Data supplied:
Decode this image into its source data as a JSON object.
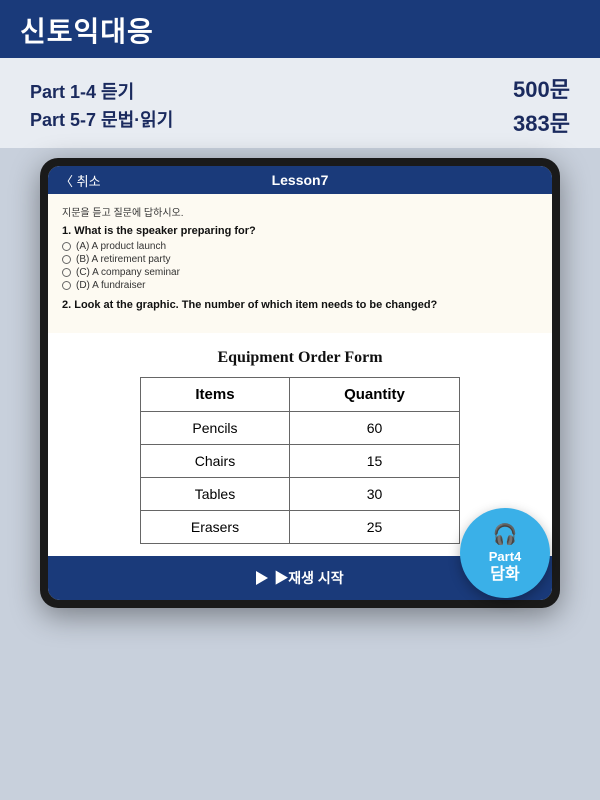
{
  "banner": {
    "title": "신토익대응"
  },
  "info": {
    "line1": "Part 1-4  듣기",
    "line2": "Part 5-7  문법·읽기",
    "count1": "500문",
    "count2": "383문"
  },
  "tablet": {
    "back_label": "〈 취소",
    "lesson_title": "Lesson7",
    "instruction": "지문을 듣고 질문에 답하시오.",
    "q1": "1.  What is the speaker preparing for?",
    "options": [
      "(A) A product launch",
      "(B) A retirement party",
      "(C) A company seminar",
      "(D) A fundraiser"
    ],
    "q2": "2.  Look at the graphic. The number of which item needs to be changed?",
    "table_title": "Equipment Order Form",
    "table_headers": [
      "Items",
      "Quantity"
    ],
    "table_rows": [
      [
        "Pencils",
        "60"
      ],
      [
        "Chairs",
        "15"
      ],
      [
        "Tables",
        "30"
      ],
      [
        "Erasers",
        "25"
      ]
    ],
    "play_button": "▶재생 시작"
  },
  "part4": {
    "label": "Part4",
    "sublabel": "담화"
  }
}
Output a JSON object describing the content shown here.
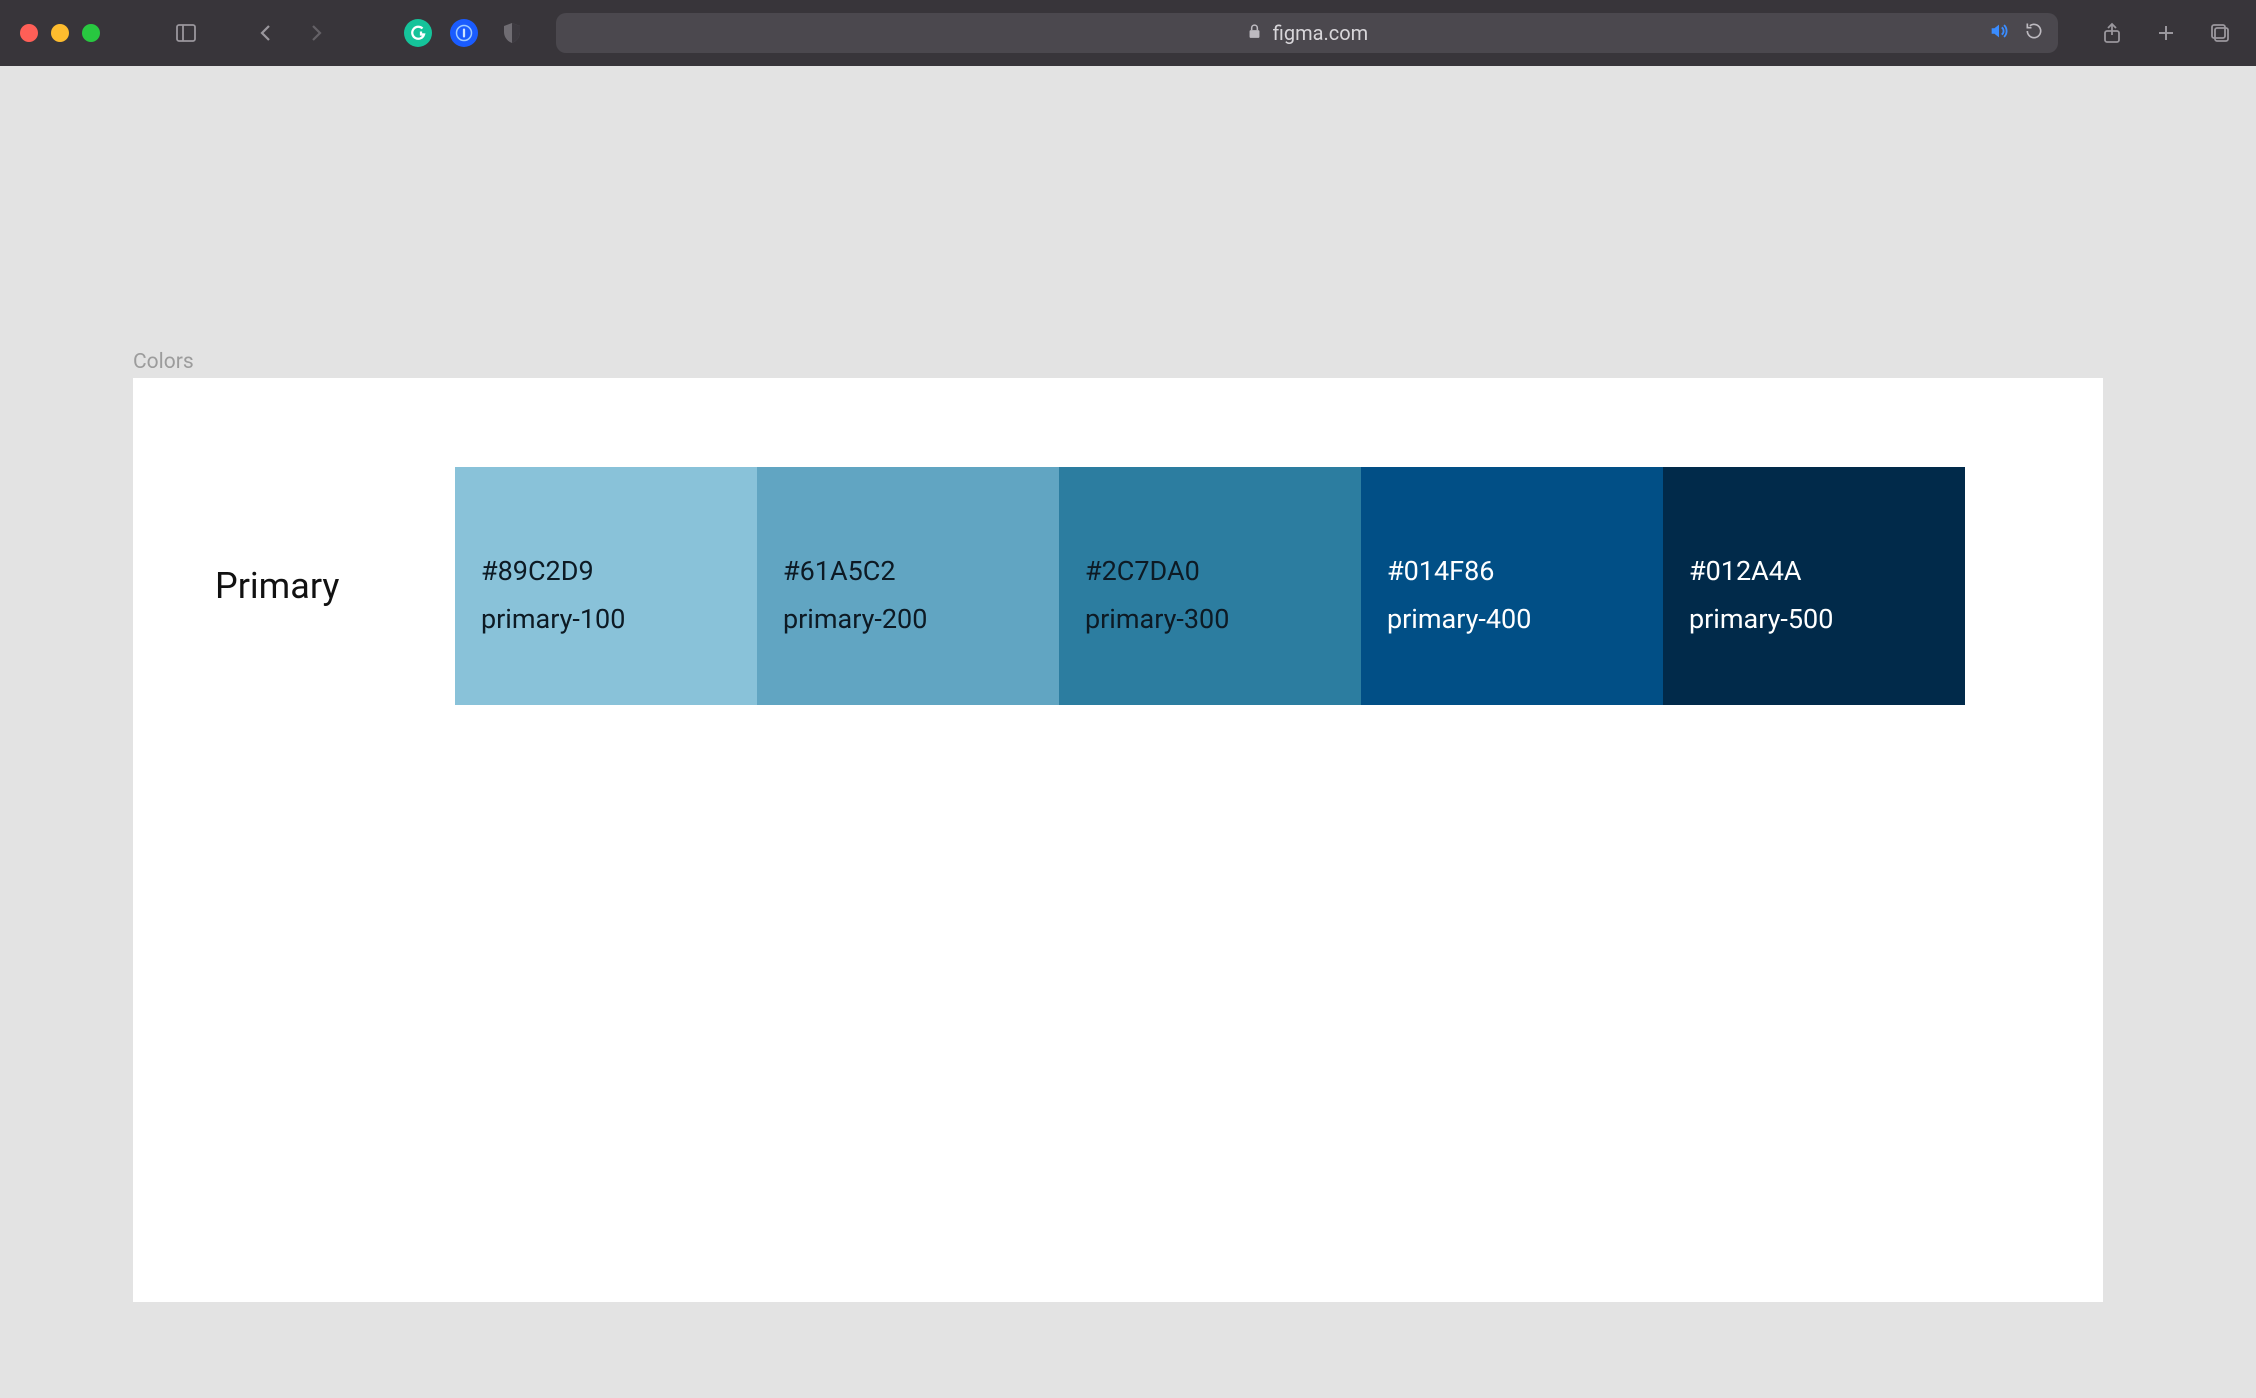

What you need to do: What number of lines in the records contain the word "JSON"? Answer with that number alone.

Exercise output: 2